■ **Direction a**
Reproduce the entries verbatim, starting at the first line of the entries and ending at the line that contains "code-cell: 77 1677 <box>582 974 636 986</box>", with both of those lines included.

Would a Tsunami handle 2 motors, you couldn't have the 2 motors going at different speeds. By the look of things in the clip there are 2 wires (red & black) on the back of each truck.
Would a Tsunami Decoder handle the current from 2 motors ??


----------



## gc53dfgc (Apr 13, 2010)

I don't own that engine, but I have worked with tsunami's and regular decoders. 

I did a double motor install in a little GE 44 ton switcher with a z or n scale decoder and it handles both fine at stall. It depends in part on how large the motors are. If they are close to the size of the GE ones then it might work. You could always just do a dual decoder install.


----------



## NIMT (Jan 6, 2011)

oldSmokey,
Yes the Tsunami Decoder will be able to handle the two motors, they will be a lot smaller and less of an amperage draw than the old style motors.

gc53dfgc, 
Nobody owns that engine yet it's still a preproduction proto type.


----------



## oldSmokey (Jul 31, 2011)

Hi Sean,
I got an Email from Overland Hobbies with the pricing of the AMTRAK P42DC so it can't be too far off, so I'm just planning ahead.


----------



## gc53dfgc (Apr 13, 2010)

oops, I just paused the video and looked at the shell to see where the motors were or would be.


----------

■ **Direction b**
Write out the entire forum thread on Tsunami decoders and dual motors verbatim.

■ **Rows**
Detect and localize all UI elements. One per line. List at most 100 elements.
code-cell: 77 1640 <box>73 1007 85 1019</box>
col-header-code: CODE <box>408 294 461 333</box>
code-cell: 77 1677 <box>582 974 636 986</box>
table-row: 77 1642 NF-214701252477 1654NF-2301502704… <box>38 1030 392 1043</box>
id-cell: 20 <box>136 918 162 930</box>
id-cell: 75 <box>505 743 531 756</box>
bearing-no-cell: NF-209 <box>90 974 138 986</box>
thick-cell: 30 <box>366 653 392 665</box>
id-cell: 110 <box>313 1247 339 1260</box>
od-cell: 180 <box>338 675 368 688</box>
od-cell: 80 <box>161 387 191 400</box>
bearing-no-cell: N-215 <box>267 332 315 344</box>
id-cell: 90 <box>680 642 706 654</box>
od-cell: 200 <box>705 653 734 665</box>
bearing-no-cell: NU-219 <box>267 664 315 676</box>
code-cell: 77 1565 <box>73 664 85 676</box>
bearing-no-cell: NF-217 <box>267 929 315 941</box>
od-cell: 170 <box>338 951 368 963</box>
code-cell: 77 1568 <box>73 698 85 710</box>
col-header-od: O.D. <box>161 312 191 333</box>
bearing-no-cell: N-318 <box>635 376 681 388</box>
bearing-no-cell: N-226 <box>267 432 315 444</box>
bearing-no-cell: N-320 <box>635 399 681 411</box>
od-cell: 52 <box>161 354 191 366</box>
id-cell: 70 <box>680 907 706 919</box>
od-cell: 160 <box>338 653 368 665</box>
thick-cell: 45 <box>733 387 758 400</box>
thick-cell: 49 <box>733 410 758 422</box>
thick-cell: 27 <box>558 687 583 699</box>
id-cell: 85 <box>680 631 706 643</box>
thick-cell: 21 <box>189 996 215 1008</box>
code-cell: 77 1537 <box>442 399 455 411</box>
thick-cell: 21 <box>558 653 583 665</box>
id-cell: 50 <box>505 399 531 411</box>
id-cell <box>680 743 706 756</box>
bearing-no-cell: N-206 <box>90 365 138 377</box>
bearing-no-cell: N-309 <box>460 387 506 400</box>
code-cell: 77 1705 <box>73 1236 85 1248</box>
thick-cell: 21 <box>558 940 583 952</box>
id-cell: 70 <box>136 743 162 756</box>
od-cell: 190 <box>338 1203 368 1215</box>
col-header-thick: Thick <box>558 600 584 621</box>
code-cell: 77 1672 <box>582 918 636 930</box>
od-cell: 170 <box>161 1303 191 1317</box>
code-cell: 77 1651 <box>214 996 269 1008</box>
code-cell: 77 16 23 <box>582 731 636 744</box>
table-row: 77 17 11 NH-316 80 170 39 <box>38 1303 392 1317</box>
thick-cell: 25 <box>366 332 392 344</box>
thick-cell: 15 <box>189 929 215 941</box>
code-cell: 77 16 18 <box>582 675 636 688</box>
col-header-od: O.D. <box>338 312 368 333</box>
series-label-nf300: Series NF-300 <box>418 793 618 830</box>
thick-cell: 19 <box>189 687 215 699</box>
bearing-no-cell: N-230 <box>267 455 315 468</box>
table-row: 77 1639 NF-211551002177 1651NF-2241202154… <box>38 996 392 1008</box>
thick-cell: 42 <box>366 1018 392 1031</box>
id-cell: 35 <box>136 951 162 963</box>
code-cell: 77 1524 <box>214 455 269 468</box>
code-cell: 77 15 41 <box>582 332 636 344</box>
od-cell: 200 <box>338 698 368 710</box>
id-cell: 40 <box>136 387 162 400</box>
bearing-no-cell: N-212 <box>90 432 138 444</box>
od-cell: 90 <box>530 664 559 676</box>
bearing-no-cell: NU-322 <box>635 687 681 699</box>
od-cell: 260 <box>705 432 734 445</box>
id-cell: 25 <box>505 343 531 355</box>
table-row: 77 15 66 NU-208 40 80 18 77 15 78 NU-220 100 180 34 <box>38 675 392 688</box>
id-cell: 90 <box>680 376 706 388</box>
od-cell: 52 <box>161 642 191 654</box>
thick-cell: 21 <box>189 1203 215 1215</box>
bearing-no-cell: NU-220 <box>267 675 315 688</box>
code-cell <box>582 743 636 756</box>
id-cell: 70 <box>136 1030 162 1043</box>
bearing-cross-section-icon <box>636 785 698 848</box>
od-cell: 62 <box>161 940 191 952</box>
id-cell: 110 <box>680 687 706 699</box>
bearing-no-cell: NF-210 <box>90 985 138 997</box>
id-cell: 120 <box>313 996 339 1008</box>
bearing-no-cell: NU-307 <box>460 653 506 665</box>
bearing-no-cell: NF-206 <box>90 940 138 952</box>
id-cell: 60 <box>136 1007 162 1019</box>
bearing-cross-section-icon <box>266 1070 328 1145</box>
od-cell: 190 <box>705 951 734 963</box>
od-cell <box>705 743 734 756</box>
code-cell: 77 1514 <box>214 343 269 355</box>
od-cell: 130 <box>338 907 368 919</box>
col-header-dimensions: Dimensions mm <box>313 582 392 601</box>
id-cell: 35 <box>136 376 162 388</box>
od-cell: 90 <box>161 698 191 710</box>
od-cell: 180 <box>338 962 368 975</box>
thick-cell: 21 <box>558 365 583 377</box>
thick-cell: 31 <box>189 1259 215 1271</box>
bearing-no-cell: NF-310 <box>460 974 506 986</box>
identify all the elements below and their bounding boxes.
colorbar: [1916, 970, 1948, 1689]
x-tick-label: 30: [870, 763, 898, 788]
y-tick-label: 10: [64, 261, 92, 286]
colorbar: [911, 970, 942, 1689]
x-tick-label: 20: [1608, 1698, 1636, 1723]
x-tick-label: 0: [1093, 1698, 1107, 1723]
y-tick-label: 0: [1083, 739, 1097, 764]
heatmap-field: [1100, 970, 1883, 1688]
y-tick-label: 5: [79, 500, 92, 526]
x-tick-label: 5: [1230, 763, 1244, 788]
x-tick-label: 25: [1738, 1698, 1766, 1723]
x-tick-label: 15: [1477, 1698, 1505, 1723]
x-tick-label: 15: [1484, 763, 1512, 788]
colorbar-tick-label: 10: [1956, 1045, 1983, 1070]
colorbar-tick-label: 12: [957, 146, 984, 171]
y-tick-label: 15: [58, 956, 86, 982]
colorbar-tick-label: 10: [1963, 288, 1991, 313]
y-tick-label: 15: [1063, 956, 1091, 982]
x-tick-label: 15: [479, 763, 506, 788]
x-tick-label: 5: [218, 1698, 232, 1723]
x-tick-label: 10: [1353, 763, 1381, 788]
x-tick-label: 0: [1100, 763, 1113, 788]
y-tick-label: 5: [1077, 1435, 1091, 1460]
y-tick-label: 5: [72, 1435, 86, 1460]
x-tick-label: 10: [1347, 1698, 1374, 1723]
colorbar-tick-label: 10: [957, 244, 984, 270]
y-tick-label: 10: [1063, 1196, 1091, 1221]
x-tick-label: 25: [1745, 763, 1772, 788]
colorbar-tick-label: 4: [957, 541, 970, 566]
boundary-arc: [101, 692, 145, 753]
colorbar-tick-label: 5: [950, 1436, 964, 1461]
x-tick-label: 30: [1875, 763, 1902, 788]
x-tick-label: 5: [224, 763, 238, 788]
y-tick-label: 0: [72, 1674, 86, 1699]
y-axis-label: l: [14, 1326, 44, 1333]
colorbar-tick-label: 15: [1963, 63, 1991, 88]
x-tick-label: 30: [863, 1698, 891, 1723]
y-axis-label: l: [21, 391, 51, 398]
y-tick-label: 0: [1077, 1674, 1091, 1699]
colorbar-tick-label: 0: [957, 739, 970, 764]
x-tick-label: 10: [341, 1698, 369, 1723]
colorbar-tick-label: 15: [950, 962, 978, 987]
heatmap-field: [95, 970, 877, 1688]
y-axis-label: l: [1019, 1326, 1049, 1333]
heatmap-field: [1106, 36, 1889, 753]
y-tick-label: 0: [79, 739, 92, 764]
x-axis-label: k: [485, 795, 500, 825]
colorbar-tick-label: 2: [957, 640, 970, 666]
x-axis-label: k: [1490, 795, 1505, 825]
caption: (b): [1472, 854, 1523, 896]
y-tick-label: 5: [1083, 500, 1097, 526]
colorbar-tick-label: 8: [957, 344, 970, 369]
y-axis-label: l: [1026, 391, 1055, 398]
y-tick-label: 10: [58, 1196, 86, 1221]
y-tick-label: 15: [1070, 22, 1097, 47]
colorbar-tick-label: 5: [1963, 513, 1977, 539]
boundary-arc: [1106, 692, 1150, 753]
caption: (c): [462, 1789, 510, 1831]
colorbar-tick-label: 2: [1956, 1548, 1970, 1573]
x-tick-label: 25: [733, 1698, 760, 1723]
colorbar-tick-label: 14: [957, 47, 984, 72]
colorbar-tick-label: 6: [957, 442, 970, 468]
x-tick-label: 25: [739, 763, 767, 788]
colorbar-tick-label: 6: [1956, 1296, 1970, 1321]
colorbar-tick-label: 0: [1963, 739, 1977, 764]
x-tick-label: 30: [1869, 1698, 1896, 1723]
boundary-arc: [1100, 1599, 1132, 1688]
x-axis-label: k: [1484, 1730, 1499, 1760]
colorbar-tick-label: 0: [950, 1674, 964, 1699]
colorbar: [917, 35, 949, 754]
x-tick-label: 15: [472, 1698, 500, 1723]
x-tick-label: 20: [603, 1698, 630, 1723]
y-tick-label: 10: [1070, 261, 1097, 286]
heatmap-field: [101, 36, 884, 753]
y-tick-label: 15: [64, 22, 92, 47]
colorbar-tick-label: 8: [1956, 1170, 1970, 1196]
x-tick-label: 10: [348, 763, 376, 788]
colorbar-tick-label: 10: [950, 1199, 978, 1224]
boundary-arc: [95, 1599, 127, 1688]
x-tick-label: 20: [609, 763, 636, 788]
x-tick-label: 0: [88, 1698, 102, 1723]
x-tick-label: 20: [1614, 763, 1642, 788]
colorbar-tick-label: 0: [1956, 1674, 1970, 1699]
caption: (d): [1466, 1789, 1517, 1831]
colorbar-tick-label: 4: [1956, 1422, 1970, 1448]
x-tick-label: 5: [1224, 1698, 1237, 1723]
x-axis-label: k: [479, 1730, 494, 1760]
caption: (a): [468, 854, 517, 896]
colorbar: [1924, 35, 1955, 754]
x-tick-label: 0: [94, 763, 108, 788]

■ **Final answer a**
Detect and localize all UI elements. One per line. List at most 100 elements.
code-cell: 77 1640 <box>73 1007 85 1019</box>
col-header-code: CODE <box>408 294 461 333</box>
code-cell: 77 1677 <box>582 974 636 986</box>

■ **Final answer b**
Would a Tsunami handle 2 motors, you couldn't have the 2 motors going at different speeds. By the look of things in the clip there are 2 wires (red & black) on the back of each truck.
Would a Tsunami Decoder handle the current from 2 motors ??


----------



## gc53dfgc (Apr 13, 2010)

I don't own that engine, but I have worked with tsunami's and regular decoders. 

I did a double motor install in a little GE 44 ton switcher with a z or n scale decoder and it handles both fine at stall. It depends in part on how large the motors are. If they are close to the size of the GE ones then it might work. You could always just do a dual decoder install.


----------



## NIMT (Jan 6, 2011)

oldSmokey,
Yes the Tsunami Decoder will be able to handle the two motors, they will be a lot smaller and less of an amperage draw than the old style motors.

gc53dfgc, 
Nobody owns that engine yet it's still a preproduction proto type.


----------



## oldSmokey (Jul 31, 2011)

Hi Sean,
I got an Email from Overland Hobbies with the pricing of the AMTRAK P42DC so it can't be too far off, so I'm just planning ahead.


----------



## gc53dfgc (Apr 13, 2010)

oops, I just paused the video and looked at the shell to see where the motors were or would be.


----------